_What to work on_. Return all the data, word for word.

_Extracted entries_.
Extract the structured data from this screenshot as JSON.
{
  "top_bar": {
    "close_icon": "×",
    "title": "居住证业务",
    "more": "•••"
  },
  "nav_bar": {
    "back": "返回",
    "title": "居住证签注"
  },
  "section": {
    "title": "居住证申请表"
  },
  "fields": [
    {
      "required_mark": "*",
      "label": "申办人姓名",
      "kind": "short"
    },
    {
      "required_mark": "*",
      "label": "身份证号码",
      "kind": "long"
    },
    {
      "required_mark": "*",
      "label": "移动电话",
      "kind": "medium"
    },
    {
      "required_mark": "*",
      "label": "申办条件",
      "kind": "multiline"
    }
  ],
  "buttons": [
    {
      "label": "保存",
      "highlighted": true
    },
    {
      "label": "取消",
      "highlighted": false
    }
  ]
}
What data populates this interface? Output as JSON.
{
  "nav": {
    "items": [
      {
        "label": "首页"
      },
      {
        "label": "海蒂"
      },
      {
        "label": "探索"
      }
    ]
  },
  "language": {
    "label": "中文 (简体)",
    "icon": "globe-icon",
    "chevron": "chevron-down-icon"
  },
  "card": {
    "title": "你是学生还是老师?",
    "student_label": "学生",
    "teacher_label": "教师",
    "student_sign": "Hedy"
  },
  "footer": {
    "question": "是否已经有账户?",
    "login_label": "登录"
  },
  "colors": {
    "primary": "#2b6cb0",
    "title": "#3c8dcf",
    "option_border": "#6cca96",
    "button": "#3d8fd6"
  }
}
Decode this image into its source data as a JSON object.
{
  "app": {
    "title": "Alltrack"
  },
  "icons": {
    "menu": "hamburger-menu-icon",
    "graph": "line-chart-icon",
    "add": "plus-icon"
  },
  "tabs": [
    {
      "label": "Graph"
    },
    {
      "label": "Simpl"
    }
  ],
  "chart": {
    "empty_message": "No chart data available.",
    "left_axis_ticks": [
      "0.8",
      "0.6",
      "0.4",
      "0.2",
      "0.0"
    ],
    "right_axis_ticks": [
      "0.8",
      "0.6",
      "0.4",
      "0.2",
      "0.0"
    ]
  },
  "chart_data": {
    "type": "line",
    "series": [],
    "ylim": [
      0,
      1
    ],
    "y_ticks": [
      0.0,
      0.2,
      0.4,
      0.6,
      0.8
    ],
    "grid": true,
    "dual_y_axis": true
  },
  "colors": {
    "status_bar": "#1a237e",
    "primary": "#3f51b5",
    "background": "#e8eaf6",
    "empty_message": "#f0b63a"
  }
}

_Result_.
Extract the structured data from this screenshot as JSON.
{
  "top_bar": {
    "close_icon": "×",
    "title": "居住证业务",
    "more": "•••"
  },
  "nav_bar": {
    "back": "返回",
    "title": "居住证签注"
  },
  "section": {
    "title": "居住证申请表"
  },
  "fields": [
    {
      "required_mark": "*",
      "label": "申办人姓名",
      "kind": "short"
    },
    {
      "required_mark": "*",
      "label": "身份证号码",
      "kind": "long"
    },
    {
      "required_mark": "*",
      "label": "移动电话",
      "kind": "medium"
    },
    {
      "required_mark": "*",
      "label": "申办条件",
      "kind": "multiline"
    }
  ],
  "buttons": [
    {
      "label": "保存",
      "highlighted": true
    },
    {
      "label": "取消",
      "highlighted": false
    }
  ]
}
What data populates this interface? Output as JSON.
{
  "nav": {
    "items": [
      {
        "label": "首页"
      },
      {
        "label": "海蒂"
      },
      {
        "label": "探索"
      }
    ]
  },
  "language": {
    "label": "中文 (简体)",
    "icon": "globe-icon",
    "chevron": "chevron-down-icon"
  },
  "card": {
    "title": "你是学生还是老师?",
    "student_label": "学生",
    "teacher_label": "教师",
    "student_sign": "Hedy"
  },
  "footer": {
    "question": "是否已经有账户?",
    "login_label": "登录"
  },
  "colors": {
    "primary": "#2b6cb0",
    "title": "#3c8dcf",
    "option_border": "#6cca96",
    "button": "#3d8fd6"
  }
}
Decode this image into its source data as a JSON object.
{
  "app": {
    "title": "Alltrack"
  },
  "icons": {
    "menu": "hamburger-menu-icon",
    "graph": "line-chart-icon",
    "add": "plus-icon"
  },
  "tabs": [
    {
      "label": "Graph"
    },
    {
      "label": "Simpl"
    }
  ],
  "chart": {
    "empty_message": "No chart data available.",
    "left_axis_ticks": [
      "0.8",
      "0.6",
      "0.4",
      "0.2",
      "0.0"
    ],
    "right_axis_ticks": [
      "0.8",
      "0.6",
      "0.4",
      "0.2",
      "0.0"
    ]
  },
  "chart_data": {
    "type": "line",
    "series": [],
    "ylim": [
      0,
      1
    ],
    "y_ticks": [
      0.0,
      0.2,
      0.4,
      0.6,
      0.8
    ],
    "grid": true,
    "dual_y_axis": true
  },
  "colors": {
    "status_bar": "#1a237e",
    "primary": "#3f51b5",
    "background": "#e8eaf6",
    "empty_message": "#f0b63a"
  }
}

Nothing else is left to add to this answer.